Stored items from a collection

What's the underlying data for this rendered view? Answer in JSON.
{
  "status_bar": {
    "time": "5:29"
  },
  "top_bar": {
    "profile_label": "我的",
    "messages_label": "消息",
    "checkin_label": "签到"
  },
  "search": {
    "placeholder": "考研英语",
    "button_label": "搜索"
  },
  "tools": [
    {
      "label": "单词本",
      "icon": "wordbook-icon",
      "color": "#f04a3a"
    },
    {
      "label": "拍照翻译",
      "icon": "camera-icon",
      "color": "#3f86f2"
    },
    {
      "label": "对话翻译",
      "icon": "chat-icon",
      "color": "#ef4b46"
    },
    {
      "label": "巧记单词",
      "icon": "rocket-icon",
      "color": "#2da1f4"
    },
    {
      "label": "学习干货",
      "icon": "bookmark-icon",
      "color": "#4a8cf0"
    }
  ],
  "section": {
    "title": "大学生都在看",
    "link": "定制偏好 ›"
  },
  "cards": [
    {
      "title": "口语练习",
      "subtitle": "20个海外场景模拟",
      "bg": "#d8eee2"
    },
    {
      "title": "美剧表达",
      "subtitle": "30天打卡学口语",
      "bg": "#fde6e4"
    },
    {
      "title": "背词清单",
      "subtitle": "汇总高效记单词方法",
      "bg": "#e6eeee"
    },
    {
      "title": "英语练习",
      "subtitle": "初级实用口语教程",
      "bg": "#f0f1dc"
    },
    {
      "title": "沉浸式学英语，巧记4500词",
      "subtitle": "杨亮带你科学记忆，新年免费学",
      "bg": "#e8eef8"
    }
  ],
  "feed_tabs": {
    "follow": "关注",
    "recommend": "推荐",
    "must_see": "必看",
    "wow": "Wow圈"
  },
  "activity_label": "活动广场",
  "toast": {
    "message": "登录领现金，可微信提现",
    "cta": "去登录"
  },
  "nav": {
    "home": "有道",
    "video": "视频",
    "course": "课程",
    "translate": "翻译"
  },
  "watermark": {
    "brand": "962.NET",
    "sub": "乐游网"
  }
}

Requirements:
From the material above, copy each line that includes the word "icon".

Result of the exercise:
      "icon": "wordbook-icon",
      "icon": "camera-icon",
      "icon": "chat-icon",
      "icon": "rocket-icon",
      "icon": "bookmark-icon",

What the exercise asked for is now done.